Input:
↓
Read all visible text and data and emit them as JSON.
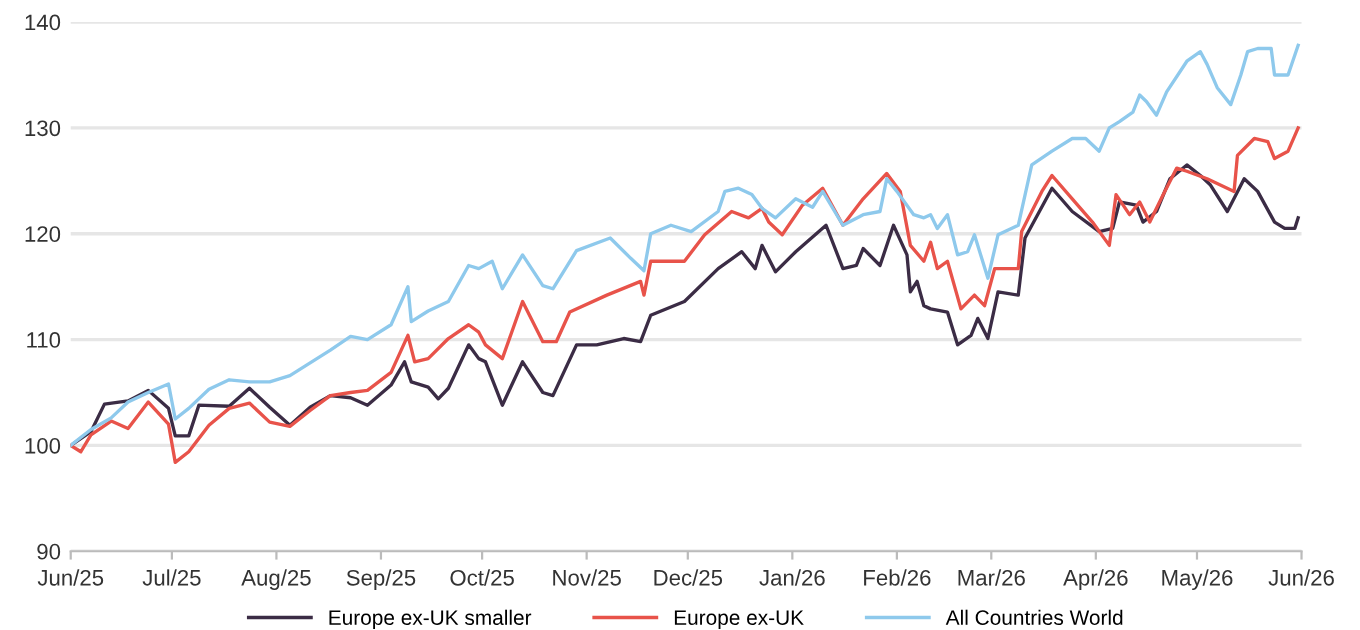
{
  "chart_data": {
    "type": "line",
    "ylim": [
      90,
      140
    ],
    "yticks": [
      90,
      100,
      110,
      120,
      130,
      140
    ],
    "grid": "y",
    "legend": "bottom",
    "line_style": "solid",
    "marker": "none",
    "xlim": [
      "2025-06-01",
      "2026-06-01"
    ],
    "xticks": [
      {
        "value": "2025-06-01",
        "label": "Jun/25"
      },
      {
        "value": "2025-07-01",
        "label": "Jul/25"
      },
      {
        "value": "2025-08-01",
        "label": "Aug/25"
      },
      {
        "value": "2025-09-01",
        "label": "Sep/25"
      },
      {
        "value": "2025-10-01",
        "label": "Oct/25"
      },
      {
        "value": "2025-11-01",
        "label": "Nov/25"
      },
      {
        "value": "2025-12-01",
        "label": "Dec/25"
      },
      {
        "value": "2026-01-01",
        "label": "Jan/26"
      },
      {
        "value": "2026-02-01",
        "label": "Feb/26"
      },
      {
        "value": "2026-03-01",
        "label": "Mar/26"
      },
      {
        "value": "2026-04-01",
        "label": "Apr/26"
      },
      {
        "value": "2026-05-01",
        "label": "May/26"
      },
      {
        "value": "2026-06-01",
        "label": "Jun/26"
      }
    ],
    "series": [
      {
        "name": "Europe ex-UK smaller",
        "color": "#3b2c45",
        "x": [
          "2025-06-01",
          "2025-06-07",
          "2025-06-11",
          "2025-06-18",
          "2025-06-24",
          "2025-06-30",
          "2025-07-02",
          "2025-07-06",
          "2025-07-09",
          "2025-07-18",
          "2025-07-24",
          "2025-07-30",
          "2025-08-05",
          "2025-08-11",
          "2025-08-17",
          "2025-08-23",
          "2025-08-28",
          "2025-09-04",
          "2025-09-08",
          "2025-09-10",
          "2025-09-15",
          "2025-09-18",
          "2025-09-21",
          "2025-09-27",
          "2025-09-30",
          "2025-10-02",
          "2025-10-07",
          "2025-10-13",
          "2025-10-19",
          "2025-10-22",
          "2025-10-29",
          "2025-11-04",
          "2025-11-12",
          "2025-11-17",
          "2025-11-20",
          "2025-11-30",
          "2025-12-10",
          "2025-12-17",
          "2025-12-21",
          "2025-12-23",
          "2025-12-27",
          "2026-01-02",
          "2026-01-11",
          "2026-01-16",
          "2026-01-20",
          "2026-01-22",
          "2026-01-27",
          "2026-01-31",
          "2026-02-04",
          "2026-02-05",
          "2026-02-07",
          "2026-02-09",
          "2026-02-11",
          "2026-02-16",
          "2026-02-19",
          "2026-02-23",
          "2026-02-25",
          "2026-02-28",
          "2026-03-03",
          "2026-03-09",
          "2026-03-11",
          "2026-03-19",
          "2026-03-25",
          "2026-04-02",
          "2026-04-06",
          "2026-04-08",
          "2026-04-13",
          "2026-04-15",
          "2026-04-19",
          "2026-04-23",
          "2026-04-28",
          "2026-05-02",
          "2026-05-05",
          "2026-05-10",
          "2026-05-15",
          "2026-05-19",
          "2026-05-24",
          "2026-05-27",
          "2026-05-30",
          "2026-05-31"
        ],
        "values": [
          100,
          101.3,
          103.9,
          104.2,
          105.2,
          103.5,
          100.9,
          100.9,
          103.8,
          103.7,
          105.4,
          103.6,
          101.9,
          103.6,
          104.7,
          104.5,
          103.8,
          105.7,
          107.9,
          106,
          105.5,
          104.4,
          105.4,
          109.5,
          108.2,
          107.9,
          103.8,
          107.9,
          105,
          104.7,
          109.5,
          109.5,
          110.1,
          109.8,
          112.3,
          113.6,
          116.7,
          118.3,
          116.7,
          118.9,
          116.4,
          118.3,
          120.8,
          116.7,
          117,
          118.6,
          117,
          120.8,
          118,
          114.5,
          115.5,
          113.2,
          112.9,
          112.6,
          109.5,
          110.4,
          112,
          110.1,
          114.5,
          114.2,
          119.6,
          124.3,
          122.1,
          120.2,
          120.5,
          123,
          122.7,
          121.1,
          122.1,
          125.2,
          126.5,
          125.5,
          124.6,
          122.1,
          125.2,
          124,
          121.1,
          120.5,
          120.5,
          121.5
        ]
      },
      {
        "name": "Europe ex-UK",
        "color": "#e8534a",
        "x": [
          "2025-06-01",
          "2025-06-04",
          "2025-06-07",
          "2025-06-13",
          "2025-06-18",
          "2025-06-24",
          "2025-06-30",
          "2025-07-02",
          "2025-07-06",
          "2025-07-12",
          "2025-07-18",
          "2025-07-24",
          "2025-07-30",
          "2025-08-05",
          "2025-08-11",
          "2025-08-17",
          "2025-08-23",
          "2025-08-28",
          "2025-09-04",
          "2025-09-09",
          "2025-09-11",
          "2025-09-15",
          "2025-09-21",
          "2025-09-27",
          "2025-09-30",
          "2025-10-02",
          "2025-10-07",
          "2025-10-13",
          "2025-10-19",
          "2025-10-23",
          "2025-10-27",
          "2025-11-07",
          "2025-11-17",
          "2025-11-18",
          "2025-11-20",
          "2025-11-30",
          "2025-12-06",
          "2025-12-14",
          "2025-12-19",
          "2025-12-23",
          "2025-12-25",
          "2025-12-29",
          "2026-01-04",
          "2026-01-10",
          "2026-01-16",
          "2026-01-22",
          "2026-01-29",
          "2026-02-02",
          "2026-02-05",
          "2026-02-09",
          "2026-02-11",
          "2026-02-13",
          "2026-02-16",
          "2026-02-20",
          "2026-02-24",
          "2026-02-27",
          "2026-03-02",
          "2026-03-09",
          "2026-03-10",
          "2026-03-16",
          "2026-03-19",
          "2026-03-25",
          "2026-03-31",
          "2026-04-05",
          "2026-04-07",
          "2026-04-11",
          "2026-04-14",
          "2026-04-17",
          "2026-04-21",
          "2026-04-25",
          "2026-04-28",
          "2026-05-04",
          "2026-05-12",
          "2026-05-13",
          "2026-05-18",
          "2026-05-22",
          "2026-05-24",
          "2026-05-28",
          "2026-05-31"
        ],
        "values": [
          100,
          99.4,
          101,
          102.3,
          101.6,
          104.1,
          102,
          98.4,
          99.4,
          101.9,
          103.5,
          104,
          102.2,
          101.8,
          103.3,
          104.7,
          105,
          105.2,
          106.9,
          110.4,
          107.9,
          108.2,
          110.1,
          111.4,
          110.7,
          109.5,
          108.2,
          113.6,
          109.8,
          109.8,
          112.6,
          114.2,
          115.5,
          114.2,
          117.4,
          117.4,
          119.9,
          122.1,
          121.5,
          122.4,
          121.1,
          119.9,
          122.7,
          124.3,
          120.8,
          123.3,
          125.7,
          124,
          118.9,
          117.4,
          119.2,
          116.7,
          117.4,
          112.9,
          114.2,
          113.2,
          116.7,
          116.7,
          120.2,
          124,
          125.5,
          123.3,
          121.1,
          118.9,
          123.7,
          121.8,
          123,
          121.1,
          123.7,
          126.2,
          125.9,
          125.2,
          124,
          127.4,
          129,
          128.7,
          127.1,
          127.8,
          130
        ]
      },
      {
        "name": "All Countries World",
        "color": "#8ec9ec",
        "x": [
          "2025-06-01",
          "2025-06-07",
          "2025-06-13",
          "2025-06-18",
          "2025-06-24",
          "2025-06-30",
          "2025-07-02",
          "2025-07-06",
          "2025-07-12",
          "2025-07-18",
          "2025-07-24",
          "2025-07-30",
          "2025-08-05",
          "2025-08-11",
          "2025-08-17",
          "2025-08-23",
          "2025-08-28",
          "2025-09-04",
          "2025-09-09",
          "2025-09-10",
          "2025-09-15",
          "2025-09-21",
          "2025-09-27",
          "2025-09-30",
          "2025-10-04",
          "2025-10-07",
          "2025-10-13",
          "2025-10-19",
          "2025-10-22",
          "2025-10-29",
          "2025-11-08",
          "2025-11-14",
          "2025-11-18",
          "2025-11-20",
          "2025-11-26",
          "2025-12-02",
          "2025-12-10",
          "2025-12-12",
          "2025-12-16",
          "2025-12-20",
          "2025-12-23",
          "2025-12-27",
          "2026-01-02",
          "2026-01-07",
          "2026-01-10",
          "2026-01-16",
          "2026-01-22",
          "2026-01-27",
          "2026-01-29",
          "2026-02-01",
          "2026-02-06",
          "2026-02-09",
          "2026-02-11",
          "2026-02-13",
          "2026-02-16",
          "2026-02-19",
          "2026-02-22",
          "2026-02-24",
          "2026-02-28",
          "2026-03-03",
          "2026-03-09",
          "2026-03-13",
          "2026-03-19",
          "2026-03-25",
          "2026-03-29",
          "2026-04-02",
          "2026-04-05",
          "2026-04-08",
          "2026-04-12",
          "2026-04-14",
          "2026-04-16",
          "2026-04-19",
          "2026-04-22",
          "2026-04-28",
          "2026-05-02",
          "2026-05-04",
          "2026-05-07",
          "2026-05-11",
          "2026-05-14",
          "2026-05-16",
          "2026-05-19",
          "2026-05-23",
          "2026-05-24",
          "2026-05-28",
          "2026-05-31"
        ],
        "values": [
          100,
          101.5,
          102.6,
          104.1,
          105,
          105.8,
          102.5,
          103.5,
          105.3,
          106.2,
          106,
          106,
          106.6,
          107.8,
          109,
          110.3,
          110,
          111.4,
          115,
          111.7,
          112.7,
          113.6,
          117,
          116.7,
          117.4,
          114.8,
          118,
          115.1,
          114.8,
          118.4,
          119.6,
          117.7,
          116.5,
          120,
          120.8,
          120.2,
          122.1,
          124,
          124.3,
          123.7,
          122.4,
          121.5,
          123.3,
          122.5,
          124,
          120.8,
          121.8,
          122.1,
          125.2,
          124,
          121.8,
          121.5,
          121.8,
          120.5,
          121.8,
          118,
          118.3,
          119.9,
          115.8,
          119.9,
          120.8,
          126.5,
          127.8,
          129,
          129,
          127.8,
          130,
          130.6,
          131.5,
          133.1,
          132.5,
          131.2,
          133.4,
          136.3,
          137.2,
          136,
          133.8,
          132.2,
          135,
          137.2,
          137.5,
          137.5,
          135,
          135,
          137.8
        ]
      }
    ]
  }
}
↑
Exercise: From the entries above, copy every line where the word "color" shows up.

Result of the exercise:
        "color": "#3b2c45",
        "color": "#e8534a",
        "color": "#8ec9ec",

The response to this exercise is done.